• TASK OBJECTIVE
Go through the lines below and copy each one that holds the string "JSON".
** start STORED RECORDS **
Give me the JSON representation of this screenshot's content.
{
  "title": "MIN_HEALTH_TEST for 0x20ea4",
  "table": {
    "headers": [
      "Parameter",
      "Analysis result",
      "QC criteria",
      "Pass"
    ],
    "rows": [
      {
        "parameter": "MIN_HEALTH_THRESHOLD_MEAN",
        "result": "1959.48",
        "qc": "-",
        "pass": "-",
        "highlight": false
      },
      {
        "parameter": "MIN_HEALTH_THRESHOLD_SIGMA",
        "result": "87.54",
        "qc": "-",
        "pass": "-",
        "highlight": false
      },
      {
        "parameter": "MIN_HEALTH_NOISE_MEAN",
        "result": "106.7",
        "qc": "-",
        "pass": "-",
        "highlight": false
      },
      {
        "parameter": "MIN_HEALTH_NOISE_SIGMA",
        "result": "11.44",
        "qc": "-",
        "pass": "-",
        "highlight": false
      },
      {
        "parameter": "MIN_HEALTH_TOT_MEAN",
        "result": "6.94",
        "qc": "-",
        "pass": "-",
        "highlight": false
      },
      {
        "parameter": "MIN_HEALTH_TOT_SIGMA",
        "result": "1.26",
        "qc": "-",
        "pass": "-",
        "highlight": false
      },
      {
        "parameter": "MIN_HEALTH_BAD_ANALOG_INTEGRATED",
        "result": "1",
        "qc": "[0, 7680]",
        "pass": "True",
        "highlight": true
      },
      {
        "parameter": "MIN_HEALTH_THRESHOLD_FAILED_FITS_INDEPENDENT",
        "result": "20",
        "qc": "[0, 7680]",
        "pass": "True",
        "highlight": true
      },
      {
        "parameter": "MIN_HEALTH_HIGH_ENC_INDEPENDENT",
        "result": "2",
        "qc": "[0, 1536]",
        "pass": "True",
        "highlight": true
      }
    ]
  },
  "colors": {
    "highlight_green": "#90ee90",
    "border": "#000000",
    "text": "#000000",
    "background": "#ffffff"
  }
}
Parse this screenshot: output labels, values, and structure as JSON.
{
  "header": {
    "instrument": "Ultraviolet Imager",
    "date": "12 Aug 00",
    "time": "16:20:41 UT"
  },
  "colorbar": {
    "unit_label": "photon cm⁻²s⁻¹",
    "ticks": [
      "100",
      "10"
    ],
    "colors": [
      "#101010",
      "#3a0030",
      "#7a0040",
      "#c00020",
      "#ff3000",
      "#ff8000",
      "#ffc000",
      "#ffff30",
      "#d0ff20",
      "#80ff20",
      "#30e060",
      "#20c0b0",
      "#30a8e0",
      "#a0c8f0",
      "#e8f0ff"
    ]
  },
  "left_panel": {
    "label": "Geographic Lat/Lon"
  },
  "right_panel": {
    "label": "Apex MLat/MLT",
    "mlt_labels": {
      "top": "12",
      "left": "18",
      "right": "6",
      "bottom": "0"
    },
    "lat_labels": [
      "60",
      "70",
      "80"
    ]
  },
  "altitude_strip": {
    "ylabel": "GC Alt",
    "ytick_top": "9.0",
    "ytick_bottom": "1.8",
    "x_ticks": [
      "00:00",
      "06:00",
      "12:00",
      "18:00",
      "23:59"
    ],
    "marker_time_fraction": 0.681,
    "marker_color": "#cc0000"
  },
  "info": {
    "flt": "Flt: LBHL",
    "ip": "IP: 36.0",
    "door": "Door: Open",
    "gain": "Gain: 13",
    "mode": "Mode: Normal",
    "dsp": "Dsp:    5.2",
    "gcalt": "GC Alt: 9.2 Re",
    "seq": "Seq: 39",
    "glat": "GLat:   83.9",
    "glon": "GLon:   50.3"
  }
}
** end STORED RECORDS **
• TASK OUTPUT
Give me the JSON representation of this screenshot's content.
Parse this screenshot: output labels, values, and structure as JSON.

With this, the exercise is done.